::: SUPPLIED MATERIAL :::

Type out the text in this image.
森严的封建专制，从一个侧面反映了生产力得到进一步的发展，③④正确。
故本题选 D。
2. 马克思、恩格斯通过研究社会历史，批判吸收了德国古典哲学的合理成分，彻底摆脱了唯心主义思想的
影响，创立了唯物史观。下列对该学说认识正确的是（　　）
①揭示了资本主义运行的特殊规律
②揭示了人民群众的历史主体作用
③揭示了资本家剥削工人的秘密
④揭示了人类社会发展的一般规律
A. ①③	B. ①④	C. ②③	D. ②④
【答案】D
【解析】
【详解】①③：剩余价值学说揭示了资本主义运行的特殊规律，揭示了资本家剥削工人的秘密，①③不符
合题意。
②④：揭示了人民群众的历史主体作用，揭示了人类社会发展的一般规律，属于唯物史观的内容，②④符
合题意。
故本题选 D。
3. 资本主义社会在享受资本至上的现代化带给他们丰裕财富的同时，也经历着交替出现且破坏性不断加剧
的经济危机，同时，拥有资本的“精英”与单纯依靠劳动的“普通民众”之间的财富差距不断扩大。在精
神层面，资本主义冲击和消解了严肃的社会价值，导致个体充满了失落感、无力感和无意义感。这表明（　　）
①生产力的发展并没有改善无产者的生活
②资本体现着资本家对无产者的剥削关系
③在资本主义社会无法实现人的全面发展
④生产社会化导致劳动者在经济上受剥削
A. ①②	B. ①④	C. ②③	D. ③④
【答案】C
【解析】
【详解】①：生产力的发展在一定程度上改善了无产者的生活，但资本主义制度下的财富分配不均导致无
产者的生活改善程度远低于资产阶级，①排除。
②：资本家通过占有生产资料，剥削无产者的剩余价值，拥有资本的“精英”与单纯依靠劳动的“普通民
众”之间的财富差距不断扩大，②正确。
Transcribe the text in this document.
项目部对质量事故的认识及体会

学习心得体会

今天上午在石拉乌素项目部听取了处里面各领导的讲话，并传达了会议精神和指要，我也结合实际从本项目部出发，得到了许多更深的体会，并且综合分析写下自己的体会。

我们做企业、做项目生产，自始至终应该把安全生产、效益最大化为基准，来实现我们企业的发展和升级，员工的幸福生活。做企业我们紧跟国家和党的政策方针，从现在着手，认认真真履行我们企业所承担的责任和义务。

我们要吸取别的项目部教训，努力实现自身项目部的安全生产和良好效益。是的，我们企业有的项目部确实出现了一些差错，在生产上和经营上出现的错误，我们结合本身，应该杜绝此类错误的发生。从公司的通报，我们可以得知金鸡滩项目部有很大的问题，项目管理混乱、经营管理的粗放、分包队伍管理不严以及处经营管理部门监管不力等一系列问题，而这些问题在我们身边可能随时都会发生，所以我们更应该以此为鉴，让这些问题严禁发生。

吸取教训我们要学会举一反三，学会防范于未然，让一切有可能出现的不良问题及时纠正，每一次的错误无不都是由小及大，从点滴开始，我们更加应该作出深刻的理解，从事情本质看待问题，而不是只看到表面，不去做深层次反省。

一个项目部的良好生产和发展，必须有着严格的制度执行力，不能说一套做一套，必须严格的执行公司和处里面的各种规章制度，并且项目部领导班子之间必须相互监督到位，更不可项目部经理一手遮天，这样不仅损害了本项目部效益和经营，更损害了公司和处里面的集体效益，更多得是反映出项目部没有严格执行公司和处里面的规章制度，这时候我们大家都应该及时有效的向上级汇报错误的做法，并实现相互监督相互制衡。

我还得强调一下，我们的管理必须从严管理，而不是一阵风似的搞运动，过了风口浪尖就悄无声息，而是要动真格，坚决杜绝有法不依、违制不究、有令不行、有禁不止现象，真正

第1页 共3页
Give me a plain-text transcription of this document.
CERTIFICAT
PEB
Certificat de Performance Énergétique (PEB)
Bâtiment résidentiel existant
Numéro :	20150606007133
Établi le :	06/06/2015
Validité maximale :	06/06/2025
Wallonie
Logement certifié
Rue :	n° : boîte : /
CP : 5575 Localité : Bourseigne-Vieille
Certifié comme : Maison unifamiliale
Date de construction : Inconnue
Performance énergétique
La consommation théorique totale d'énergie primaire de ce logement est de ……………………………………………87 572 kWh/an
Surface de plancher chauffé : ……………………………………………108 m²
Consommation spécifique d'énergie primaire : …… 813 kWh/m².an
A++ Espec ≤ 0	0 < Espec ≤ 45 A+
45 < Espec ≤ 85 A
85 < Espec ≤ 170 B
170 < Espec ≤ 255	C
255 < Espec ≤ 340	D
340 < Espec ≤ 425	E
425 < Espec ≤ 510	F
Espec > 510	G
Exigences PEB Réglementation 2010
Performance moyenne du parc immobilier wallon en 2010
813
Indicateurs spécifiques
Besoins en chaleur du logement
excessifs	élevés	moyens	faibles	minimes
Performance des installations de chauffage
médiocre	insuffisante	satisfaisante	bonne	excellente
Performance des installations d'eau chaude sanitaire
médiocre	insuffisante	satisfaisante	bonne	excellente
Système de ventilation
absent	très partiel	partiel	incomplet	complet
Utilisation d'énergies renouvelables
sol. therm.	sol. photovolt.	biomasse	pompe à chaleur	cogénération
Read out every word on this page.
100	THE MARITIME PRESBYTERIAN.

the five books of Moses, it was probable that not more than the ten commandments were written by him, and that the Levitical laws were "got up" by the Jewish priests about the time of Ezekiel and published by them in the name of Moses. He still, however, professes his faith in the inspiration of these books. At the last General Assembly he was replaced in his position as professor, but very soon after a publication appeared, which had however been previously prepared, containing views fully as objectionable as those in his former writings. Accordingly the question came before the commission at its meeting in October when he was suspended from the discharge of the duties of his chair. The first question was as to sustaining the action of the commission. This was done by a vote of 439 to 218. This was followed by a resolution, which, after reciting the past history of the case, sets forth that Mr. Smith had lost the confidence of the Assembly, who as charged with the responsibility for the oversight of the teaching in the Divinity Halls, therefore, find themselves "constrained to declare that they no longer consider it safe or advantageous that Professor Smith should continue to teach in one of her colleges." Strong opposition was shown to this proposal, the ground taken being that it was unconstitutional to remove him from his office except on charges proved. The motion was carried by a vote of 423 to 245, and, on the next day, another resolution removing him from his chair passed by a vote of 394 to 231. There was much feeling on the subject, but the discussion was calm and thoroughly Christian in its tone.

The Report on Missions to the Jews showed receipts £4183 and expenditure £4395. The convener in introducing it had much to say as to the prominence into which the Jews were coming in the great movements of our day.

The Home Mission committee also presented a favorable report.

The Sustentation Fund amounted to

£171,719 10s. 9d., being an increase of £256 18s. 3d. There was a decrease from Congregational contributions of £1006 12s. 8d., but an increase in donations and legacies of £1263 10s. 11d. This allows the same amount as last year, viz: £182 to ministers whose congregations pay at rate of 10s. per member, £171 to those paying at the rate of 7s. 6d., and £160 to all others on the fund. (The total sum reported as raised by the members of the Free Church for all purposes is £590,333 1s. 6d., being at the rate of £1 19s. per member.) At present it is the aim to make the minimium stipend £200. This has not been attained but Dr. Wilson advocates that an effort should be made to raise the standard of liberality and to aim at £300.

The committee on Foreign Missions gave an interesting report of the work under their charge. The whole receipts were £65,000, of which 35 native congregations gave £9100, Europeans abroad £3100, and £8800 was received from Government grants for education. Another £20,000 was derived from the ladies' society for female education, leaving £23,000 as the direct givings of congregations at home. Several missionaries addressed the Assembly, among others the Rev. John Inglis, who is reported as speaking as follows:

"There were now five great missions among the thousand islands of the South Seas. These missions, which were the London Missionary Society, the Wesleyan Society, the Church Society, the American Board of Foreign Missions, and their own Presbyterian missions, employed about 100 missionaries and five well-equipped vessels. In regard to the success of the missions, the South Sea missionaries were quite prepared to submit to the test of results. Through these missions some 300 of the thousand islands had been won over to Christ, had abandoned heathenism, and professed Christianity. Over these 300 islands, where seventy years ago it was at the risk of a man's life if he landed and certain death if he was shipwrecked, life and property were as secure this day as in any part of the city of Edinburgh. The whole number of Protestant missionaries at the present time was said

:::

**WHAT THE EXERCISE ASKS**: Extract each line from the listing that holds the word "Foreign".

**CORRECT RESULT**:
The committee on Foreign Missions gave an interesting report of the work under their charge. The whole receipts were £65,000, of which 35 native congregations gave £9100, Europeans abroad £3100, and £8800 was received from Government grants for education. Another £20,000 was derived from the ladies' society for female education, leaving £23,000 as the direct givings of congregations at home. Several missionaries addressed the Assembly, among others the Rev. John Inglis, who is reported as speaking as follows:
"There were now five great missions among the thousand islands of the South Seas. These missions, which were the London Missionary Society, the Wesleyan Society, the Church Society, the American Board of Foreign Missions, and their own Presbyterian missions, employed about 100 missionaries and five well-equipped vessels. In regard to the success of the missions, the South Sea missionaries were quite prepared to submit to the test of results. Through these missions some 300 of the thousand islands had been won over to Christ, had abandoned heathenism, and professed Christianity. Over these 300 islands, where seventy years ago it was at the risk of a man's life if he landed and certain death if he was shipwrecked, life and property were as secure this day as in any part of the city of Edinburgh. The whole number of Protestant missionaries at the present time was said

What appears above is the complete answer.